_Set exercise_. Go through the data and copy every line exactly, but not the images.

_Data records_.
^^^^

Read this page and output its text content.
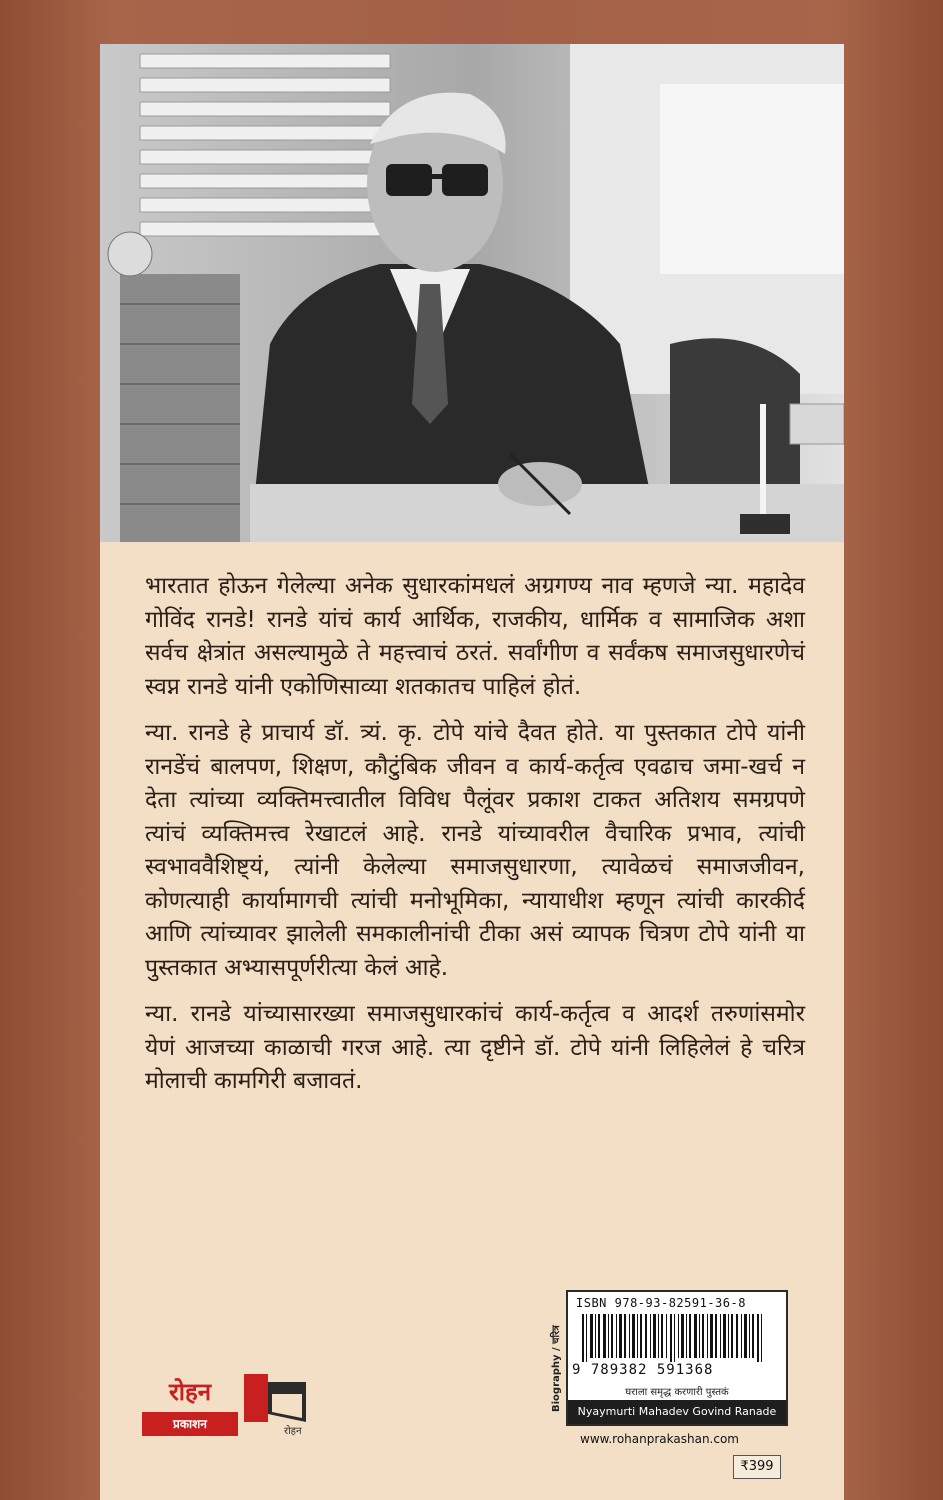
भारतात होऊन गेलेल्या अनेक सुधारकांमधलं अग्रगण्य नाव म्हणजे न्या. महादेव गोविंद रानडे! रानडे यांचं कार्य आर्थिक, राजकीय, धार्मिक व सामाजिक अशा सर्वच क्षेत्रांत असल्यामुळे ते महत्त्वाचं ठरतं. सर्वांगीण व सर्वंकष समाजसुधारणेचं स्वप्न रानडे यांनी एकोणिसाव्या शतकातच पाहिलं होतं.

न्या. रानडे हे प्राचार्य डॉ. त्र्यं. कृ. टोपे यांचे दैवत होते. या पुस्तकात टोपे यांनी रानडेंचं बालपण, शिक्षण, कौटुंबिक जीवन व कार्य-कर्तृत्व एवढाच जमा-खर्च न देता त्यांच्या व्यक्तिमत्त्वातील विविध पैलूंवर प्रकाश टाकत अतिशय समग्रपणे त्यांचं व्यक्तिमत्त्व रेखाटलं आहे. रानडे यांच्यावरील वैचारिक प्रभाव, त्यांची स्वभाववैशिष्ट्यं, त्यांनी केलेल्या समाजसुधारणा, त्यावेळचं समाजजीवन, कोणत्याही कार्यामागची त्यांची मनोभूमिका, न्यायाधीश म्हणून त्यांची कारकीर्द आणि त्यांच्यावर झालेली समकालीनांची टीका असं व्यापक चित्रण टोपे यांनी या पुस्तकात अभ्यासपूर्णरीत्या केलं आहे.

न्या. रानडे यांच्यासारख्या समाजसुधारकांचं कार्य-कर्तृत्व व आदर्श तरुणांसमोर येणं आजच्या काळाची गरज आहे. त्या दृष्टीने डॉ. टोपे यांनी लिहिलेलं हे चरित्र मोलाची कामगिरी बजावतं.

रोहन
प्रकाशन
रोहन
ISBN 978-93-82591-36-8
9 789382 591368
घराला समृद्ध करणारी पुस्तकं
Nyaymurti Mahadev Govind Ranade
www.rohanprakashan.com
₹399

^^^^

_Solution below_.
Read this page and output its text content.
भारतात होऊन गेलेल्या अनेक सुधारकांमधलं अग्रगण्य नाव म्हणजे न्या. महादेव गोविंद रानडे! रानडे यांचं कार्य आर्थिक, राजकीय, धार्मिक व सामाजिक अशा सर्वच क्षेत्रांत असल्यामुळे ते महत्त्वाचं ठरतं. सर्वांगीण व सर्वंकष समाजसुधारणेचं स्वप्न रानडे यांनी एकोणिसाव्या शतकातच पाहिलं होतं.

न्या. रानडे हे प्राचार्य डॉ. त्र्यं. कृ. टोपे यांचे दैवत होते. या पुस्तकात टोपे यांनी रानडेंचं बालपण, शिक्षण, कौटुंबिक जीवन व कार्य-कर्तृत्व एवढाच जमा-खर्च न देता त्यांच्या व्यक्तिमत्त्वातील विविध पैलूंवर प्रकाश टाकत अतिशय समग्रपणे त्यांचं व्यक्तिमत्त्व रेखाटलं आहे. रानडे यांच्यावरील वैचारिक प्रभाव, त्यांची स्वभाववैशिष्ट्यं, त्यांनी केलेल्या समाजसुधारणा, त्यावेळचं समाजजीवन, कोणत्याही कार्यामागची त्यांची मनोभूमिका, न्यायाधीश म्हणून त्यांची कारकीर्द आणि त्यांच्यावर झालेली समकालीनांची टीका असं व्यापक चित्रण टोपे यांनी या पुस्तकात अभ्यासपूर्णरीत्या केलं आहे.

न्या. रानडे यांच्यासारख्या समाजसुधारकांचं कार्य-कर्तृत्व व आदर्श तरुणांसमोर येणं आजच्या काळाची गरज आहे. त्या दृष्टीने डॉ. टोपे यांनी लिहिलेलं हे चरित्र मोलाची कामगिरी बजावतं.

रोहन
प्रकाशन
रोहन
ISBN 978-93-82591-36-8
9 789382 591368
घराला समृद्ध करणारी पुस्तकं
Nyaymurti Mahadev Govind Ranade
www.rohanprakashan.com
₹399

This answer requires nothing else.